[What you are asked to do] Restate the data below word for word. Skip any images it contains.

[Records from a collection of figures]
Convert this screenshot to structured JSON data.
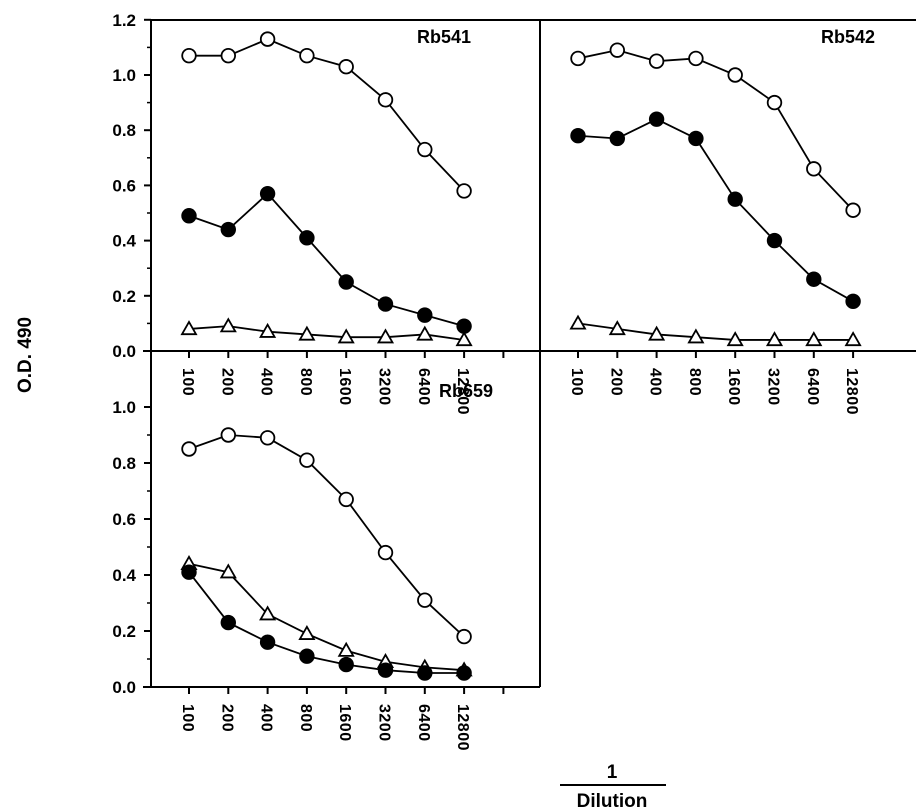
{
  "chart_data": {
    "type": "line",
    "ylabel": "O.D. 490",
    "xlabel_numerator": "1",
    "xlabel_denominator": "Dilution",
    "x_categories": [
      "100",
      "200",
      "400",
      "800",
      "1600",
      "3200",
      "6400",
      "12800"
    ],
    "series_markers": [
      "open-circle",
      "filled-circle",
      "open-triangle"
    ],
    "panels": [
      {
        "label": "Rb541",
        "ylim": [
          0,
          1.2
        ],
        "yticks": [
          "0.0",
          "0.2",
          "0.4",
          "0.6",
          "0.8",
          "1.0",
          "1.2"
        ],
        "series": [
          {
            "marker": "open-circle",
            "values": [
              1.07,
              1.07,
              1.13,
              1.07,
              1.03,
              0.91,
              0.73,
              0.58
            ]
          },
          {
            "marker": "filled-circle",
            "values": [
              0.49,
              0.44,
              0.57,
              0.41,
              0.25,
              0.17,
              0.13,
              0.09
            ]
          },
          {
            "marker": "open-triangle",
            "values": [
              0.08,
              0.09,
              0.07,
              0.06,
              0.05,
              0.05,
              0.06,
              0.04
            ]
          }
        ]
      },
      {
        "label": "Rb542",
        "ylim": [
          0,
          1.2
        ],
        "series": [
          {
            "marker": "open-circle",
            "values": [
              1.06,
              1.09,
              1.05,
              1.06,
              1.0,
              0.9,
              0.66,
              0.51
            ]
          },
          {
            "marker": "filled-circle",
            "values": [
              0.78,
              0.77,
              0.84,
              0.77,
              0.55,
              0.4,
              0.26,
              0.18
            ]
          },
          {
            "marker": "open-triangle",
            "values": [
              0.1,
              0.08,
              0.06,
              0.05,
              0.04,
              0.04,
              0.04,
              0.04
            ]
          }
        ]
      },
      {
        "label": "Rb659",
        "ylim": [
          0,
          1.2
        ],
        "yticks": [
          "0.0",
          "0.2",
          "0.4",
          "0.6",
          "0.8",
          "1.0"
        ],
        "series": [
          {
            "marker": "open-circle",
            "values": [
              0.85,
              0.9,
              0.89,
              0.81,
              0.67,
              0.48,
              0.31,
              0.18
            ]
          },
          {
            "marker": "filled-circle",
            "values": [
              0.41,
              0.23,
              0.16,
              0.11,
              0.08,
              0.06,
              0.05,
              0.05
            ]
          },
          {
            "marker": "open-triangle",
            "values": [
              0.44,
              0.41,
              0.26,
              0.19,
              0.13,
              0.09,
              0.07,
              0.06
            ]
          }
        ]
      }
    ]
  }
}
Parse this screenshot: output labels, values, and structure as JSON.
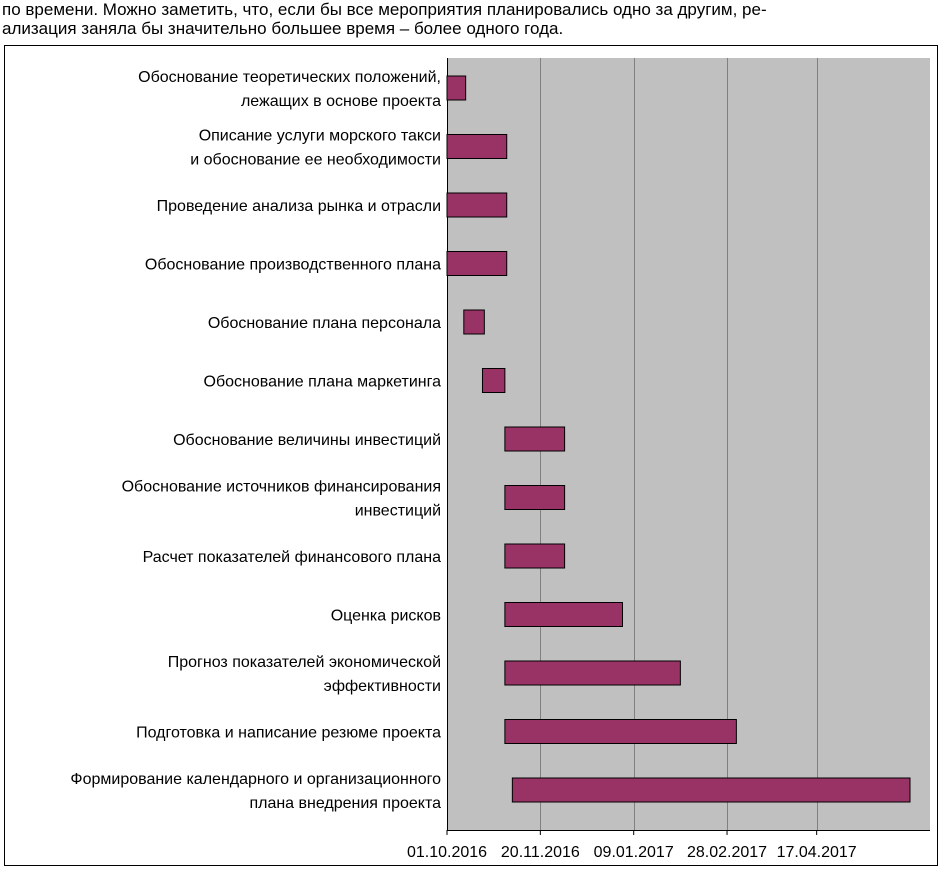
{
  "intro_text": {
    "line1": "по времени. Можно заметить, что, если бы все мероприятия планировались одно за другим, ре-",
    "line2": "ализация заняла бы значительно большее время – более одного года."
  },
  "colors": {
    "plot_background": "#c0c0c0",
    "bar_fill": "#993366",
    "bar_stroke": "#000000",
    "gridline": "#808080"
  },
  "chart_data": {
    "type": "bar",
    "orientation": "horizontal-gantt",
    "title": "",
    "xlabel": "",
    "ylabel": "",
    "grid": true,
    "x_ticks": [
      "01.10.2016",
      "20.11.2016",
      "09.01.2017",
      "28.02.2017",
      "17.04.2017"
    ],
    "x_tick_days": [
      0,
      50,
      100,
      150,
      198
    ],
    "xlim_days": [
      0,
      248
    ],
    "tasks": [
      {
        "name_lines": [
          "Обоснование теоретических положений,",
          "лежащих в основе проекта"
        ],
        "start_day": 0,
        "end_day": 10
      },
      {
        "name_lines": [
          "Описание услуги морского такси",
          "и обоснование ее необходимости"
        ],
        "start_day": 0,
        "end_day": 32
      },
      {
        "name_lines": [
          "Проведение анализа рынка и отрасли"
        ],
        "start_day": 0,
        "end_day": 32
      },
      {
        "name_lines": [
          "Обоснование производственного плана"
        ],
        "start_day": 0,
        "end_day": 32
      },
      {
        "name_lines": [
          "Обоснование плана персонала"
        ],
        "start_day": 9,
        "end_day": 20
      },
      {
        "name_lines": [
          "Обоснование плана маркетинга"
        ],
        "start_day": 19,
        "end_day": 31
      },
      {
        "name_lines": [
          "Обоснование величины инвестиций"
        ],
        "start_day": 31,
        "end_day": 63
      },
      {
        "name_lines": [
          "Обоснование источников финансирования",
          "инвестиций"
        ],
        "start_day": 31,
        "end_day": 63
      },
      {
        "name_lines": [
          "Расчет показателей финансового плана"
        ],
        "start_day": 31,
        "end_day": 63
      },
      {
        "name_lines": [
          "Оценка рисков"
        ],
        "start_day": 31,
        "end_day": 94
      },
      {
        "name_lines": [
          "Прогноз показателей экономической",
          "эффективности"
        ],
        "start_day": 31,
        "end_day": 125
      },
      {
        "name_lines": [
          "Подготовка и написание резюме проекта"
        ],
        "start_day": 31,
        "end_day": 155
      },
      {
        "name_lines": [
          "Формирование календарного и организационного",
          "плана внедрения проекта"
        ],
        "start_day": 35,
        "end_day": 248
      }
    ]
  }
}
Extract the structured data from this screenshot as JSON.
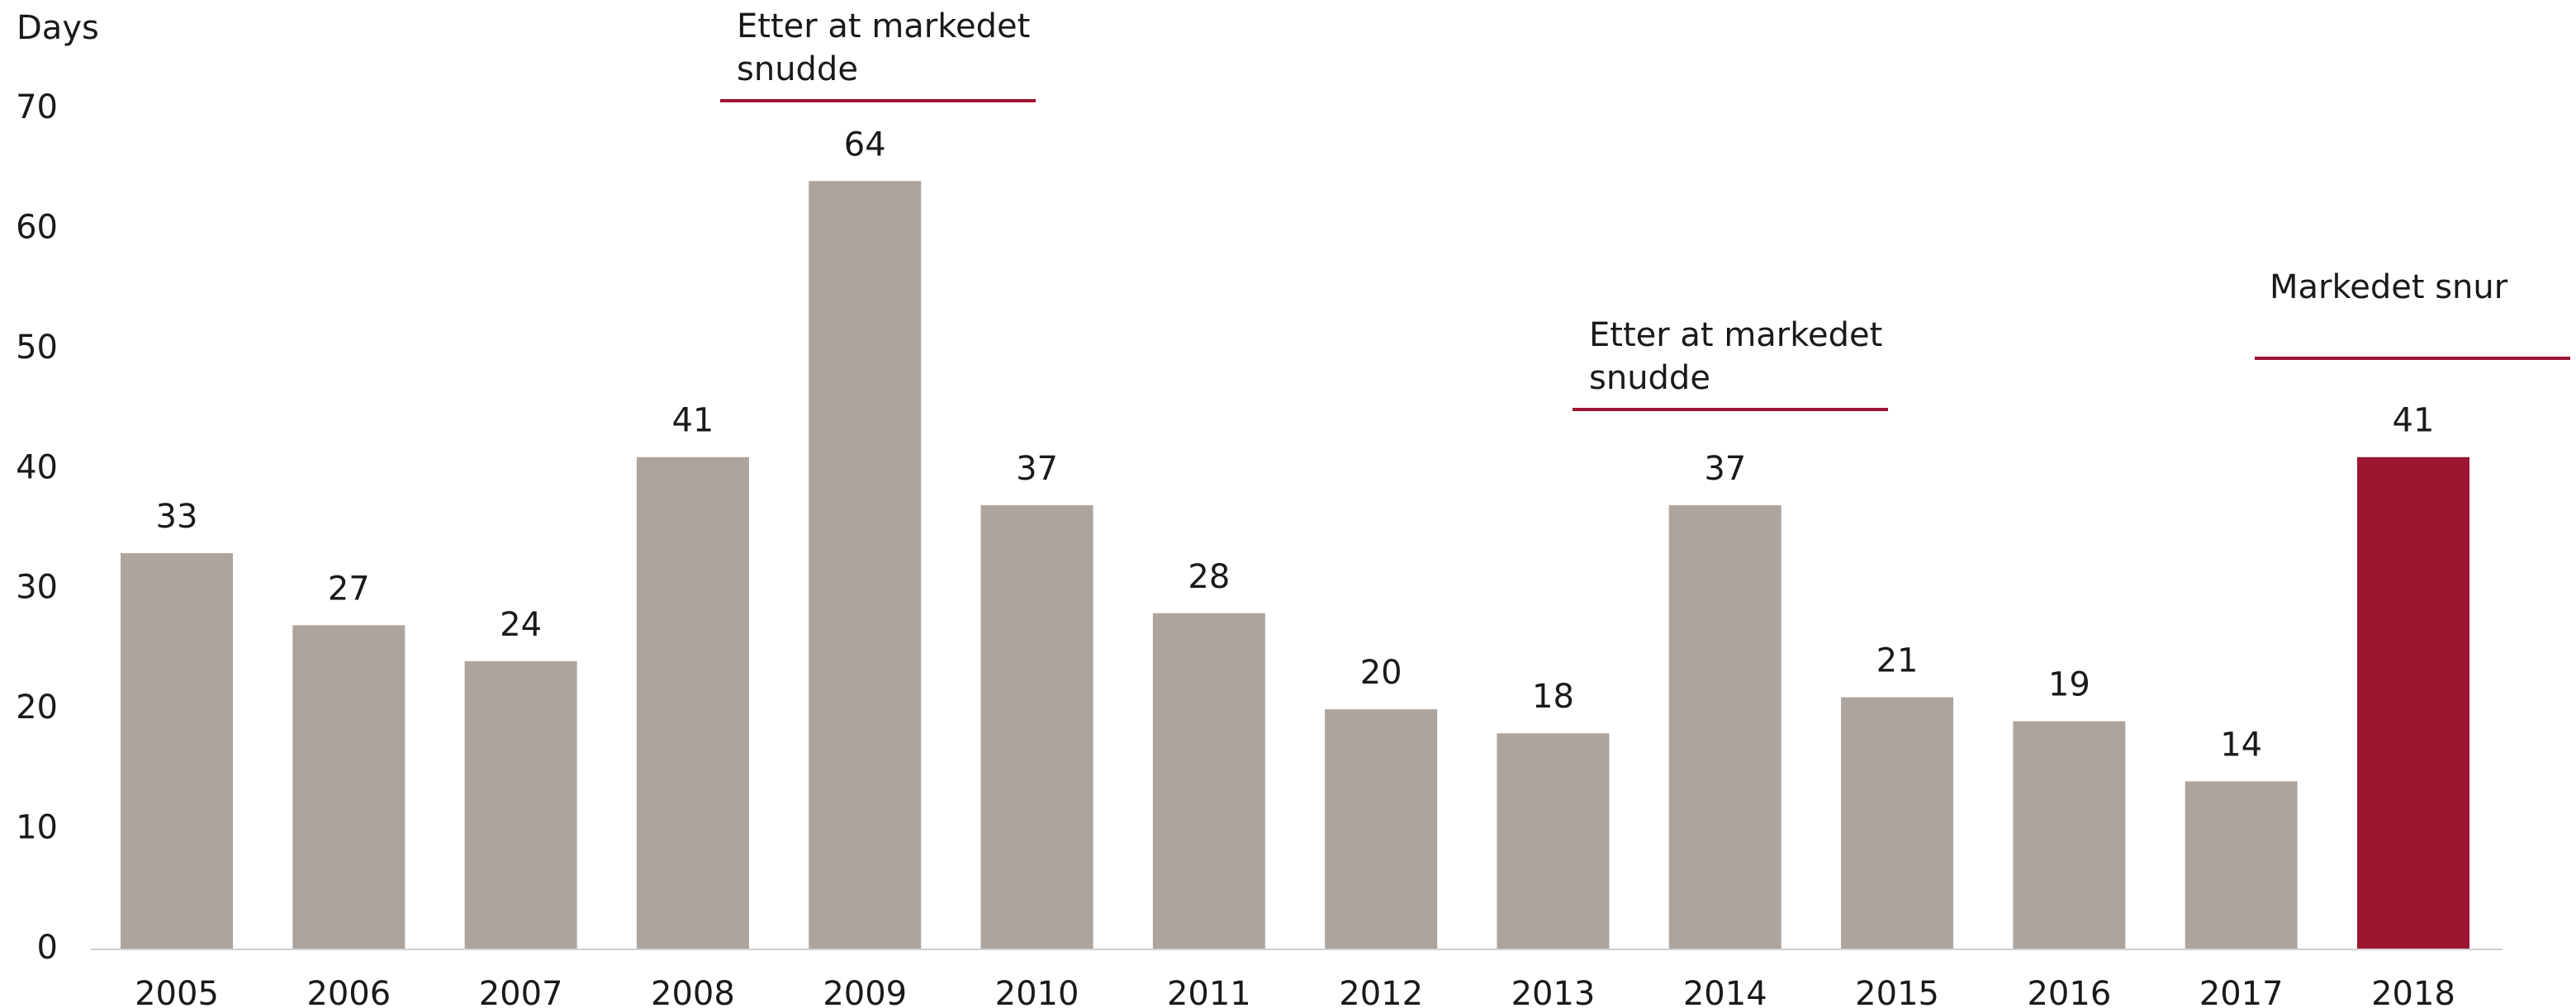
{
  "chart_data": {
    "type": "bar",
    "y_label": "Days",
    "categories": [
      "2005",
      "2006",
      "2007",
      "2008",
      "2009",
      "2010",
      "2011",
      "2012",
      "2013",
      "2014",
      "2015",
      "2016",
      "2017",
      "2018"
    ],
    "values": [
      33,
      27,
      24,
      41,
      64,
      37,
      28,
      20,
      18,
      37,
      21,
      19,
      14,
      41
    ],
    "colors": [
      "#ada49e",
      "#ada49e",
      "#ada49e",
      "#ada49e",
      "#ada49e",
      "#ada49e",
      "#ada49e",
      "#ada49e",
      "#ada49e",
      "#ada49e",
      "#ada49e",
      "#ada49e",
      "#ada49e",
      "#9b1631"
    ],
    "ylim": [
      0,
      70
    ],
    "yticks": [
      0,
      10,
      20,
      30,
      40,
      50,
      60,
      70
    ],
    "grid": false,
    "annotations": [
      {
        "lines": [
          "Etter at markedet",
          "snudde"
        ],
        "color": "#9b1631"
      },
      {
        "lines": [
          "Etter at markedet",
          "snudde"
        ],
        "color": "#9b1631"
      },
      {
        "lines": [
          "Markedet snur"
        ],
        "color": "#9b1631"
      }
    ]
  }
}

[The response]
Convert this screenshot to structured JSON data.
{
  "chart_data": {
    "type": "line",
    "ylabel": "O.D. 490",
    "xlabel_numerator": "1",
    "xlabel_denominator": "Dilution",
    "x_categories": [
      "100",
      "200",
      "400",
      "800",
      "1600",
      "3200",
      "6400",
      "12800"
    ],
    "series_markers": [
      "open-circle",
      "filled-circle",
      "open-triangle"
    ],
    "panels": [
      {
        "label": "Rb541",
        "ylim": [
          0,
          1.2
        ],
        "yticks": [
          "0.0",
          "0.2",
          "0.4",
          "0.6",
          "0.8",
          "1.0",
          "1.2"
        ],
        "series": [
          {
            "marker": "open-circle",
            "values": [
              1.07,
              1.07,
              1.13,
              1.07,
              1.03,
              0.91,
              0.73,
              0.58
            ]
          },
          {
            "marker": "filled-circle",
            "values": [
              0.49,
              0.44,
              0.57,
              0.41,
              0.25,
              0.17,
              0.13,
              0.09
            ]
          },
          {
            "marker": "open-triangle",
            "values": [
              0.08,
              0.09,
              0.07,
              0.06,
              0.05,
              0.05,
              0.06,
              0.04
            ]
          }
        ]
      },
      {
        "label": "Rb542",
        "ylim": [
          0,
          1.2
        ],
        "series": [
          {
            "marker": "open-circle",
            "values": [
              1.06,
              1.09,
              1.05,
              1.06,
              1.0,
              0.9,
              0.66,
              0.51
            ]
          },
          {
            "marker": "filled-circle",
            "values": [
              0.78,
              0.77,
              0.84,
              0.77,
              0.55,
              0.4,
              0.26,
              0.18
            ]
          },
          {
            "marker": "open-triangle",
            "values": [
              0.1,
              0.08,
              0.06,
              0.05,
              0.04,
              0.04,
              0.04,
              0.04
            ]
          }
        ]
      },
      {
        "label": "Rb659",
        "ylim": [
          0,
          1.2
        ],
        "yticks": [
          "0.0",
          "0.2",
          "0.4",
          "0.6",
          "0.8",
          "1.0"
        ],
        "series": [
          {
            "marker": "open-circle",
            "values": [
              0.85,
              0.9,
              0.89,
              0.81,
              0.67,
              0.48,
              0.31,
              0.18
            ]
          },
          {
            "marker": "filled-circle",
            "values": [
              0.41,
              0.23,
              0.16,
              0.11,
              0.08,
              0.06,
              0.05,
              0.05
            ]
          },
          {
            "marker": "open-triangle",
            "values": [
              0.44,
              0.41,
              0.26,
              0.19,
              0.13,
              0.09,
              0.07,
              0.06
            ]
          }
        ]
      }
    ]
  }
}
Parse this screenshot: output labels, values, and structure as JSON.
{
  "intro_text": {
    "line1": "по времени. Можно заметить, что, если бы все мероприятия планировались одно за другим, ре-",
    "line2": "ализация заняла бы значительно большее время – более одного года."
  },
  "colors": {
    "plot_background": "#c0c0c0",
    "bar_fill": "#993366",
    "bar_stroke": "#000000",
    "gridline": "#808080"
  },
  "chart_data": {
    "type": "bar",
    "orientation": "horizontal-gantt",
    "title": "",
    "xlabel": "",
    "ylabel": "",
    "grid": true,
    "x_ticks": [
      "01.10.2016",
      "20.11.2016",
      "09.01.2017",
      "28.02.2017",
      "17.04.2017"
    ],
    "x_tick_days": [
      0,
      50,
      100,
      150,
      198
    ],
    "xlim_days": [
      0,
      248
    ],
    "tasks": [
      {
        "name_lines": [
          "Обоснование теоретических положений,",
          "лежащих в основе проекта"
        ],
        "start_day": 0,
        "end_day": 10
      },
      {
        "name_lines": [
          "Описание услуги морского такси",
          "и обоснование ее необходимости"
        ],
        "start_day": 0,
        "end_day": 32
      },
      {
        "name_lines": [
          "Проведение анализа рынка и отрасли"
        ],
        "start_day": 0,
        "end_day": 32
      },
      {
        "name_lines": [
          "Обоснование производственного плана"
        ],
        "start_day": 0,
        "end_day": 32
      },
      {
        "name_lines": [
          "Обоснование плана персонала"
        ],
        "start_day": 9,
        "end_day": 20
      },
      {
        "name_lines": [
          "Обоснование плана маркетинга"
        ],
        "start_day": 19,
        "end_day": 31
      },
      {
        "name_lines": [
          "Обоснование величины инвестиций"
        ],
        "start_day": 31,
        "end_day": 63
      },
      {
        "name_lines": [
          "Обоснование источников финансирования",
          "инвестиций"
        ],
        "start_day": 31,
        "end_day": 63
      },
      {
        "name_lines": [
          "Расчет показателей финансового плана"
        ],
        "start_day": 31,
        "end_day": 63
      },
      {
        "name_lines": [
          "Оценка рисков"
        ],
        "start_day": 31,
        "end_day": 94
      },
      {
        "name_lines": [
          "Прогноз показателей экономической",
          "эффективности"
        ],
        "start_day": 31,
        "end_day": 125
      },
      {
        "name_lines": [
          "Подготовка и написание резюме проекта"
        ],
        "start_day": 31,
        "end_day": 155
      },
      {
        "name_lines": [
          "Формирование календарного и организационного",
          "плана внедрения проекта"
        ],
        "start_day": 35,
        "end_day": 248
      }
    ]
  }
}
Extract the structured data from this screenshot as JSON.
{
  "chart_data": {
    "type": "bar",
    "y_label": "Days",
    "categories": [
      "2005",
      "2006",
      "2007",
      "2008",
      "2009",
      "2010",
      "2011",
      "2012",
      "2013",
      "2014",
      "2015",
      "2016",
      "2017",
      "2018"
    ],
    "values": [
      33,
      27,
      24,
      41,
      64,
      37,
      28,
      20,
      18,
      37,
      21,
      19,
      14,
      41
    ],
    "colors": [
      "#ada49e",
      "#ada49e",
      "#ada49e",
      "#ada49e",
      "#ada49e",
      "#ada49e",
      "#ada49e",
      "#ada49e",
      "#ada49e",
      "#ada49e",
      "#ada49e",
      "#ada49e",
      "#ada49e",
      "#9b1631"
    ],
    "ylim": [
      0,
      70
    ],
    "yticks": [
      0,
      10,
      20,
      30,
      40,
      50,
      60,
      70
    ],
    "grid": false,
    "annotations": [
      {
        "lines": [
          "Etter at markedet",
          "snudde"
        ],
        "color": "#9b1631"
      },
      {
        "lines": [
          "Etter at markedet",
          "snudde"
        ],
        "color": "#9b1631"
      },
      {
        "lines": [
          "Markedet snur"
        ],
        "color": "#9b1631"
      }
    ]
  }
}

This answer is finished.